— start of DATA —
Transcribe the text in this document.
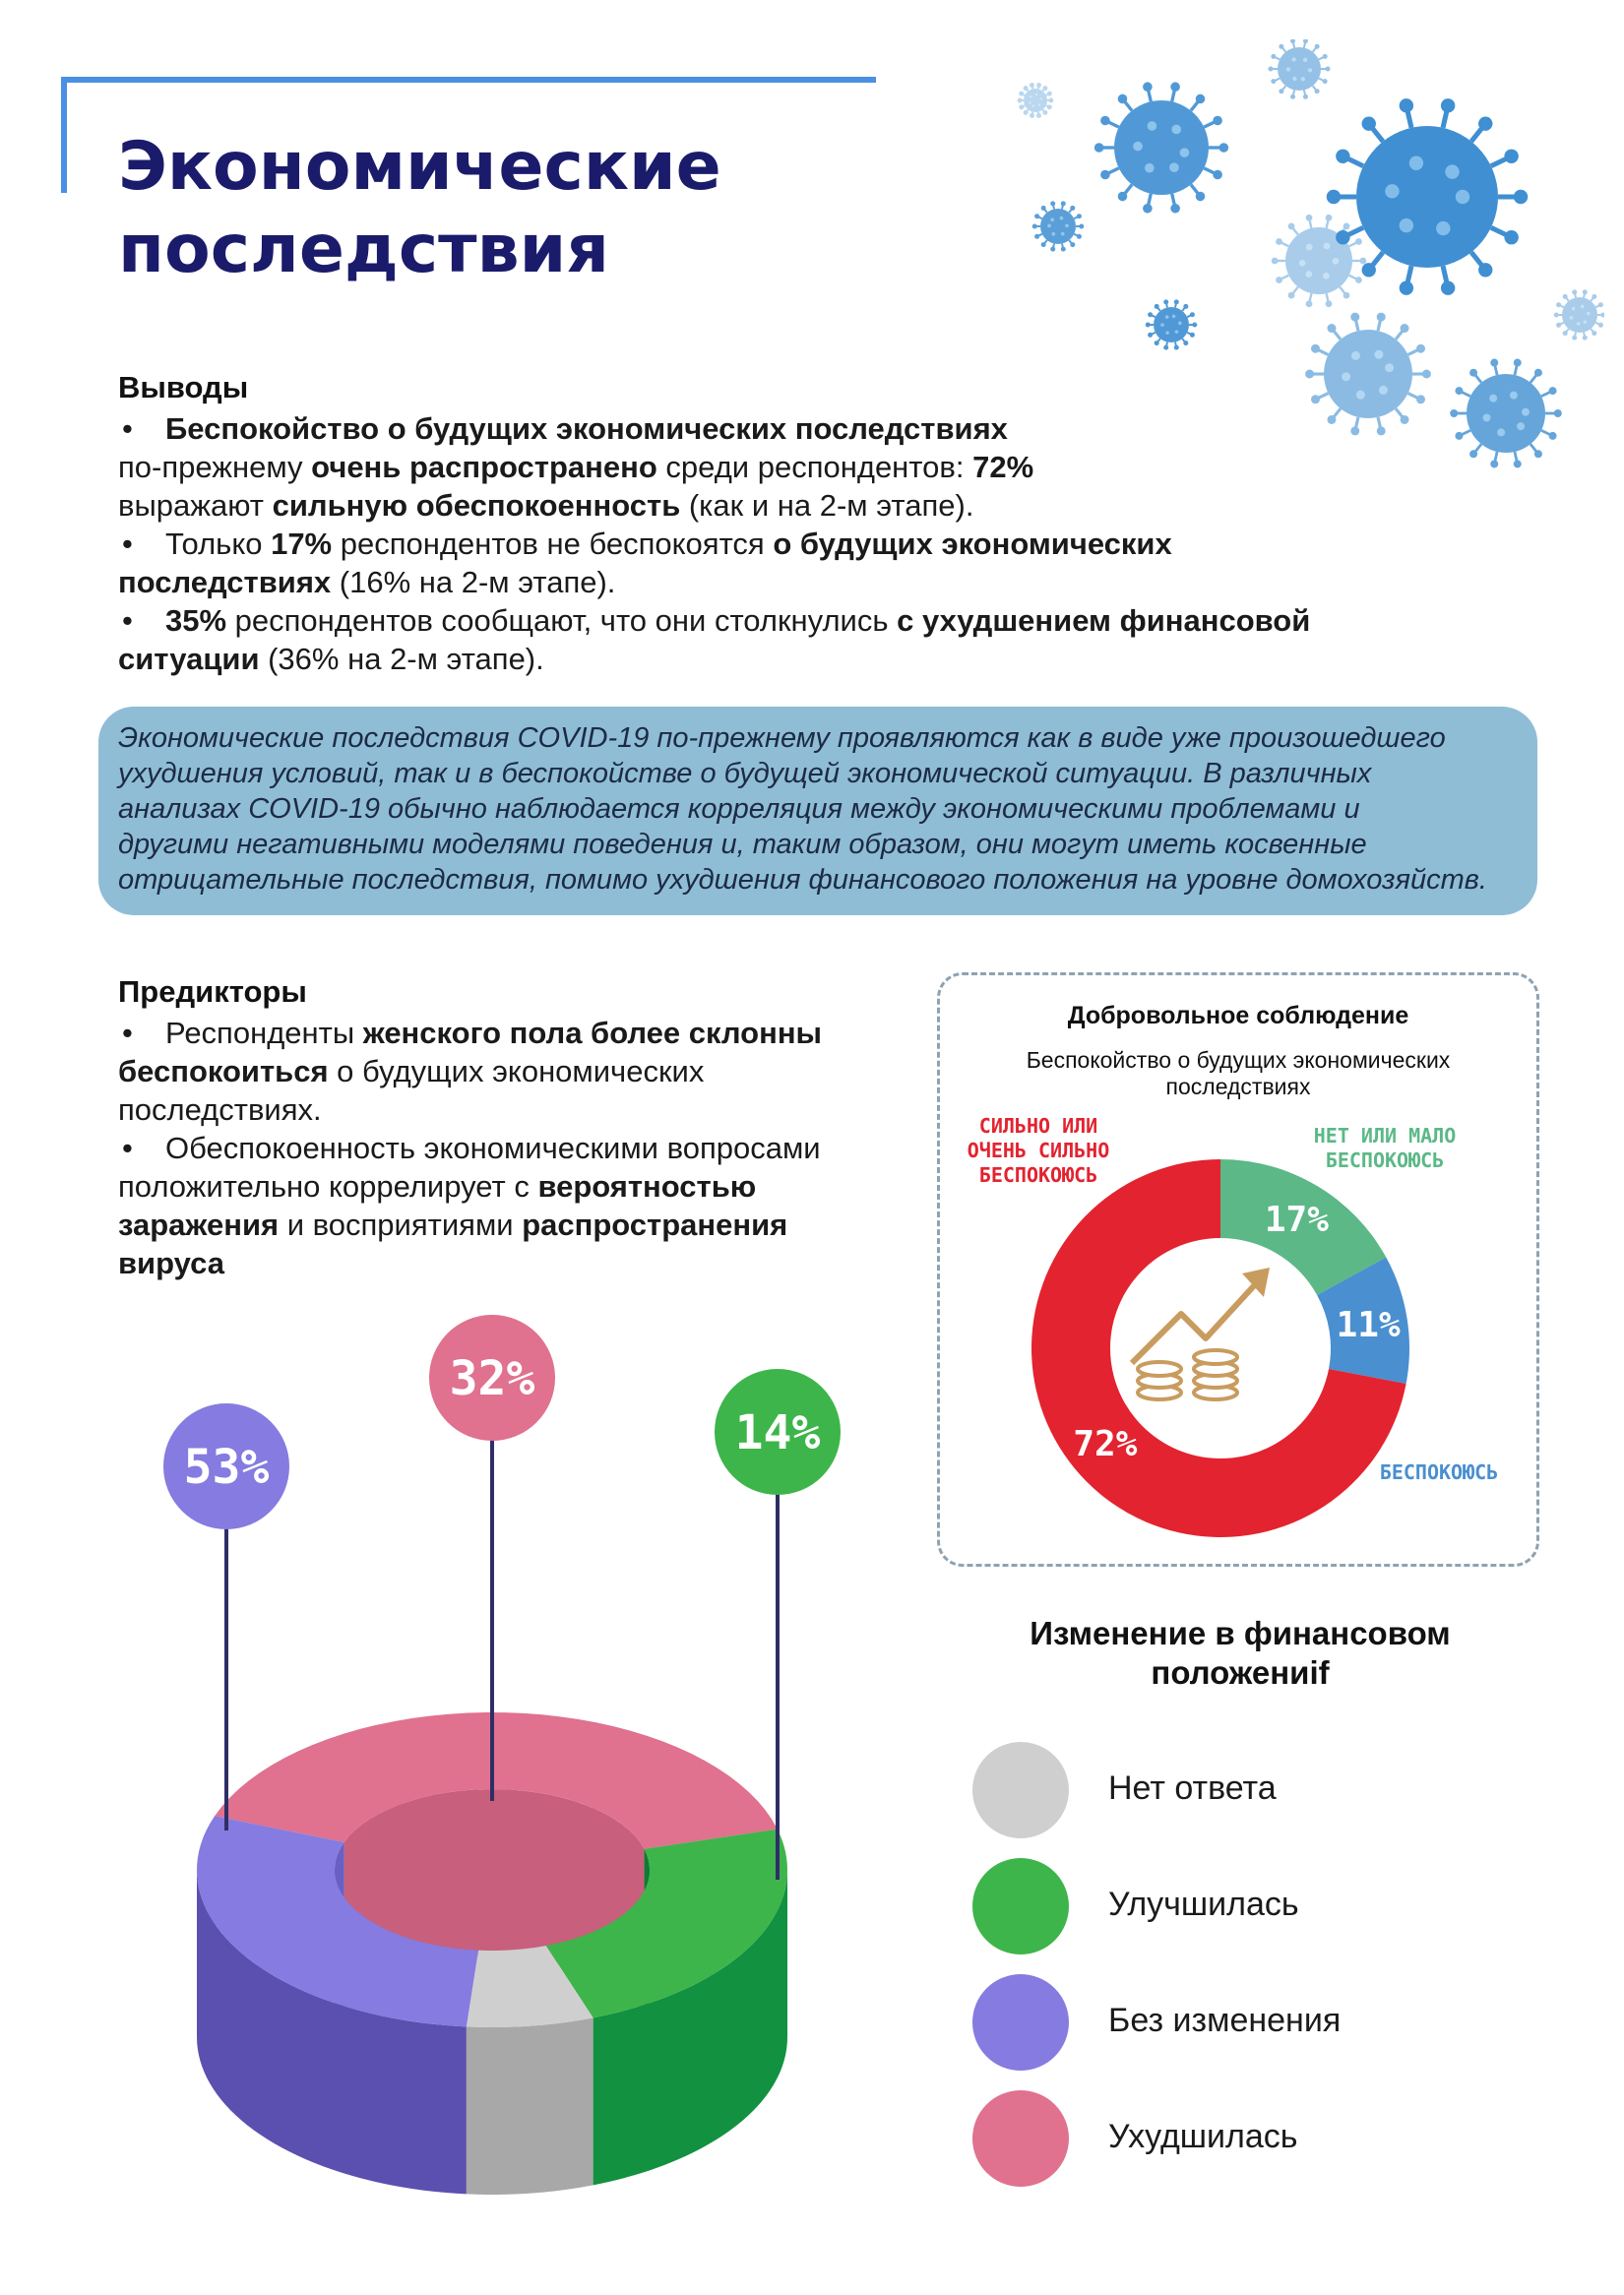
Экономические
последствия

Выводы

• Беспокойство о будущих экономических последствиях
по-прежнему очень распространено среди респондентов: 72%
выражают сильную обеспокоенность (как и на 2-м этапе).
• Только 17% респондентов не беспокоятся о будущих экономических
последствиях (16% на 2-м этапе).
• 35% респондентов сообщают, что они столкнулись с ухудшением финансовой
ситуации (36% на 2-м этапе).
Экономические последствия COVID-19 по-прежнему проявляются как в виде уже произошедшего
ухудшения условий, так и в беспокойстве о будущей экономической ситуации. В различных
анализах COVID-19 обычно наблюдается корреляция между экономическими проблемами и
другими негативными моделями поведения и, таким образом, они могут иметь косвенные
отрицательные последствия, помимо ухудшения финансового положения на уровне домохозяйств.

Предикторы

• Респонденты женского пола более склонны
беспокоиться о будущих экономических
последствиях.
• Обеспокоенность экономическими вопросами
положительно коррелирует с вероятностью
заражения и восприятиями распространения
вируса
53%
32%
14%
Добровольное соблюдение
Беспокойство о будущих экономических последствиях
СИЛЬНО ИЛИ
ОЧЕНЬ СИЛЬНО
БЕСПОКОЮСЬ
НЕТ ИЛИ МАЛО
БЕСПОКОЮСЬ
БЕСПОКОЮСЬ
17%
11%
72%
Изменение в финансовом
положениif
Нет ответа
Улучшилась
Без изменения
Ухудшилась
— end of DATA —
:: WHAT IS EXPECTED ::
Scan the data above and copy every line with "этапе" in it.

:: WRITTEN SOLUTION ::
выражают сильную обеспокоенность (как и на 2-м этапе).
последствиях (16% на 2-м этапе).
ситуации (36% на 2-м этапе).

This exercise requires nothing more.